:: INPUT ROWS ::

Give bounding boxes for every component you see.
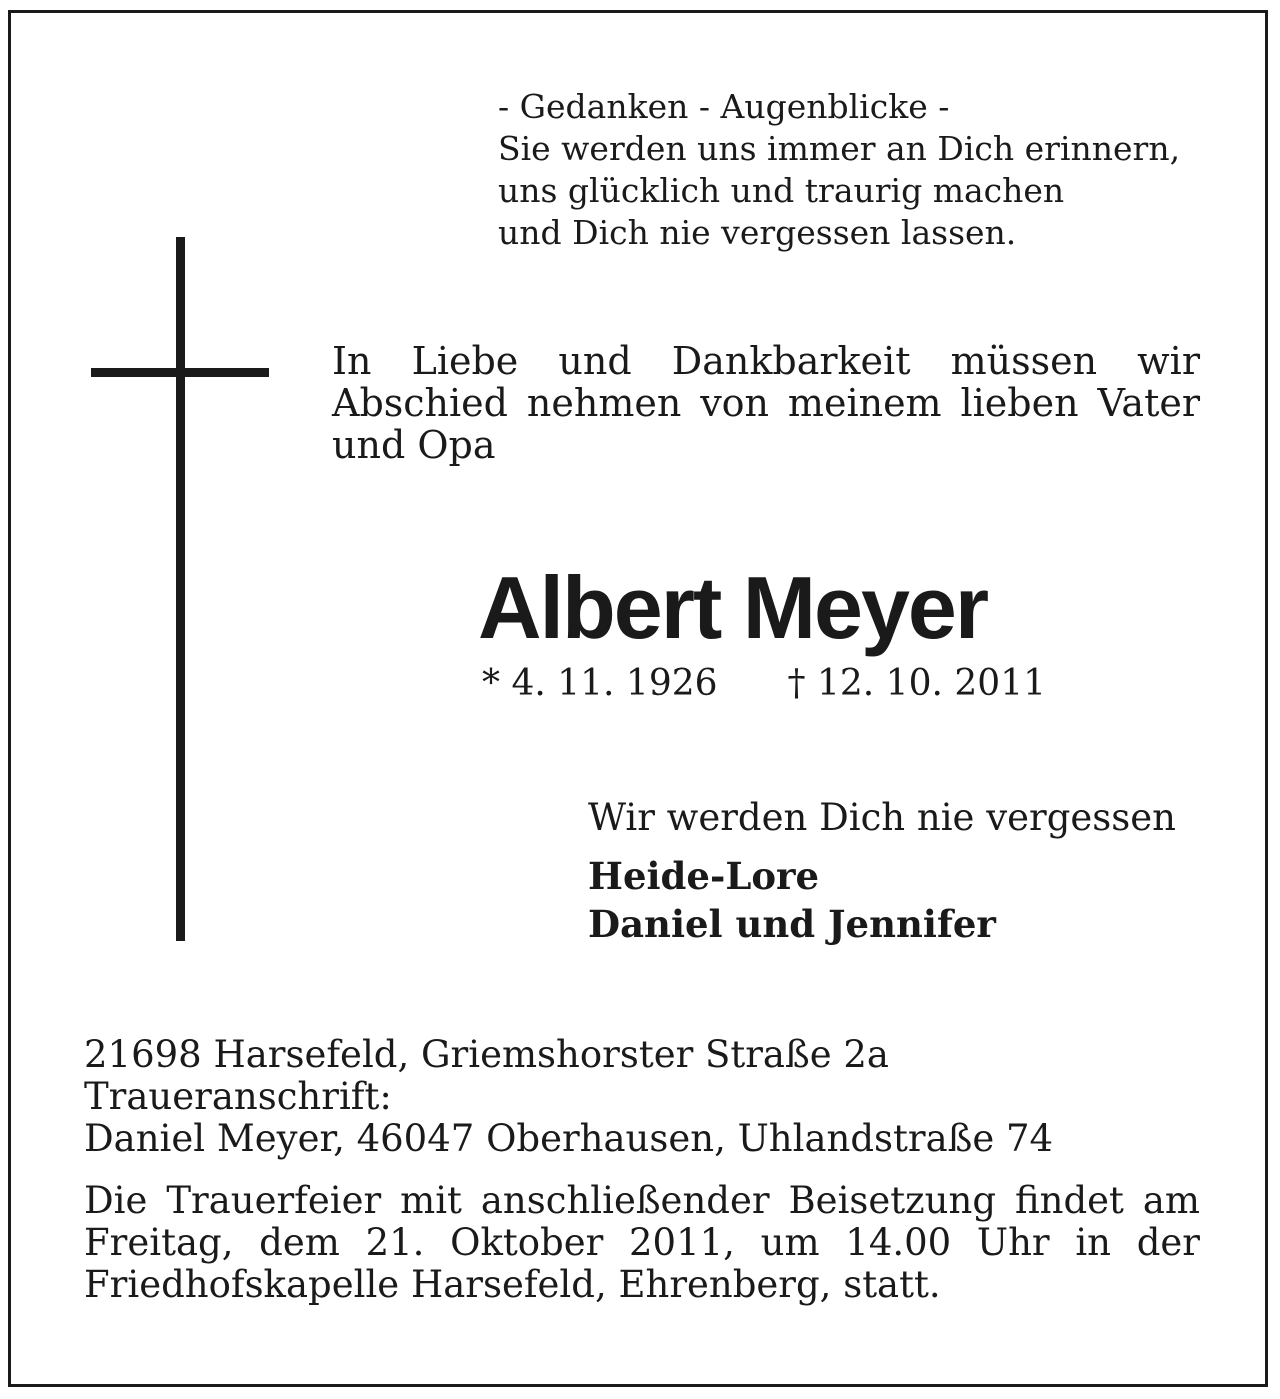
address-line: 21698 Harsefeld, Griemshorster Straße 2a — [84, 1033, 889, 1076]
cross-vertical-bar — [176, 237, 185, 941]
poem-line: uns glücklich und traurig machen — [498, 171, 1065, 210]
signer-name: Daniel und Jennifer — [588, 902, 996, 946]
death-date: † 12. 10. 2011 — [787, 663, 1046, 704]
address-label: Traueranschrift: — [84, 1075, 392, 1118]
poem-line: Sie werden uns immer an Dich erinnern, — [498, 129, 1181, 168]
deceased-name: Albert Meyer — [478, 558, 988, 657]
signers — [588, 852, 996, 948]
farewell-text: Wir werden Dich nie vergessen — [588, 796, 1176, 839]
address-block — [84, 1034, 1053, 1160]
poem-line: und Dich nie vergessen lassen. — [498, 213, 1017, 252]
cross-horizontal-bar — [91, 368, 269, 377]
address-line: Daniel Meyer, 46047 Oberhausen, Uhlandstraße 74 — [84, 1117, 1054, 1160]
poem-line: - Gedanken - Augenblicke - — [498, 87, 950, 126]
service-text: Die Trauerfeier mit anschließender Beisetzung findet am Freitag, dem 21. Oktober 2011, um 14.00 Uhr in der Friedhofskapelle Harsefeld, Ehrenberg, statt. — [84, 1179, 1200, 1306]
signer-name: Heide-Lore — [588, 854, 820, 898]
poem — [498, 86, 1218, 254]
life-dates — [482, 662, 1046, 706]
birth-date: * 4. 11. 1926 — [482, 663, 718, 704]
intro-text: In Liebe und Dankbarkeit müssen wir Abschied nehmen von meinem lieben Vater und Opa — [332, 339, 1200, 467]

:::
:: INPUT ROWS ::

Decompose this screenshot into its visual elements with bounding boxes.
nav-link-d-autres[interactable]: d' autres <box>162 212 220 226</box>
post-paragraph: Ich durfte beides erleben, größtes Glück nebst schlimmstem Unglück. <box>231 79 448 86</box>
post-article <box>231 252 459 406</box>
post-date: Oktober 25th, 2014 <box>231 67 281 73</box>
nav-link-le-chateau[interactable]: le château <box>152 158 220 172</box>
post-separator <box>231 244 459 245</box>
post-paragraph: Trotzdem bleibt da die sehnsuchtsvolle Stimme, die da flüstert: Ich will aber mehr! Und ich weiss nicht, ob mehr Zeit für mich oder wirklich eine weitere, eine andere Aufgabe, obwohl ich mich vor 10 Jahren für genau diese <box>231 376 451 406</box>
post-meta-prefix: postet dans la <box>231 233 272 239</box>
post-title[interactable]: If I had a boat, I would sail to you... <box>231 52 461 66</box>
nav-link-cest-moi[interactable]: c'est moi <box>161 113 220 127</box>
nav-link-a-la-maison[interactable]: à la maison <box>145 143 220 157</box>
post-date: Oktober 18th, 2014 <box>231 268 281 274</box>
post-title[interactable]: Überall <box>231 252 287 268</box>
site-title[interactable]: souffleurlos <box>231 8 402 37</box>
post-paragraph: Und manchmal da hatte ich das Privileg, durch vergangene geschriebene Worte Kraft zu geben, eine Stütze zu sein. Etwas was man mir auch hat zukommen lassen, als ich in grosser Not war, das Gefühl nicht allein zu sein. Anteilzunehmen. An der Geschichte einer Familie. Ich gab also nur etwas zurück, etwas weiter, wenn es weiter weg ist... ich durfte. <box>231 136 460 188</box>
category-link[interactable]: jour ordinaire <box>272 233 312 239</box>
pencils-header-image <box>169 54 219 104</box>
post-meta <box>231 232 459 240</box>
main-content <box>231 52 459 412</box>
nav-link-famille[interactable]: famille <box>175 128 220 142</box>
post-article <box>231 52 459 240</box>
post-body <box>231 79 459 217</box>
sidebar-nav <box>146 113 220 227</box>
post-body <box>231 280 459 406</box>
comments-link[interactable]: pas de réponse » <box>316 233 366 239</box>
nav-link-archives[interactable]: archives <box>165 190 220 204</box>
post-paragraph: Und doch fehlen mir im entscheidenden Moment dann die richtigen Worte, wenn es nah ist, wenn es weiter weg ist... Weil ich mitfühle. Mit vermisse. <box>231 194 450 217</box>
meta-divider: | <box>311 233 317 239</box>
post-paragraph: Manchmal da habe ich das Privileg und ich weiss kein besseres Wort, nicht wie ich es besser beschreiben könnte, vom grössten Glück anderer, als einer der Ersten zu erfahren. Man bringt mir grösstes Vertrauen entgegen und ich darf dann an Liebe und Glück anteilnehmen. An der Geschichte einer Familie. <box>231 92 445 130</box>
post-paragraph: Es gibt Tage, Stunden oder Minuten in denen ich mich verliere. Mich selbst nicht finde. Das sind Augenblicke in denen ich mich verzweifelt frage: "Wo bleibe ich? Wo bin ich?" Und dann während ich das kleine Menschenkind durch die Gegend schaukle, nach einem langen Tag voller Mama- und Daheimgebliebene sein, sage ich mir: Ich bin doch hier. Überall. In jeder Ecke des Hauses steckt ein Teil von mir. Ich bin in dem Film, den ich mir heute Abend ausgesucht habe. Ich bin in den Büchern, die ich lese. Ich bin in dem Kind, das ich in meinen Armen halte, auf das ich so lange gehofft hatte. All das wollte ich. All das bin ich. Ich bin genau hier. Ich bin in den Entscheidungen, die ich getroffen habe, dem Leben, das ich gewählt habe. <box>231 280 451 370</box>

:::

YOUR TASK –
Duplicate the data from the line containing "address-line: 21698 Harsefeld, Griemshorster" through the line containing "birth-date: * 4.", with both of those lines included.

RESPONSE TO THE EXERCISE –
address-line: 21698 Harsefeld, Griemshorster Straße 2a — [84, 1033, 889, 1076]
cross-vertical-bar — [176, 237, 185, 941]
poem-line: uns glücklich und traurig machen — [498, 171, 1065, 210]
signer-name: Daniel und Jennifer — [588, 902, 996, 946]
death-date: † 12. 10. 2011 — [787, 663, 1046, 704]
address-label: Traueranschrift: — [84, 1075, 392, 1118]
poem-line: Sie werden uns immer an Dich erinnern, — [498, 129, 1181, 168]
deceased-name: Albert Meyer — [478, 558, 988, 657]
signers — [588, 852, 996, 948]
farewell-text: Wir werden Dich nie vergessen — [588, 796, 1176, 839]
address-block — [84, 1034, 1053, 1160]
poem-line: und Dich nie vergessen lassen. — [498, 213, 1017, 252]
cross-horizontal-bar — [91, 368, 269, 377]
address-line: Daniel Meyer, 46047 Oberhausen, Uhlandstraße 74 — [84, 1117, 1054, 1160]
poem-line: - Gedanken - Augenblicke - — [498, 87, 950, 126]
service-text: Die Trauerfeier mit anschließender Beisetzung findet am Freitag, dem 21. Oktober 2011, um 14.00 Uhr in der Friedhofskapelle Harsefeld, Ehrenberg, statt. — [84, 1179, 1200, 1306]
signer-name: Heide-Lore — [588, 854, 820, 898]
poem — [498, 86, 1218, 254]
life-dates — [482, 662, 1046, 706]
birth-date: * 4. 11. 1926 — [482, 663, 718, 704]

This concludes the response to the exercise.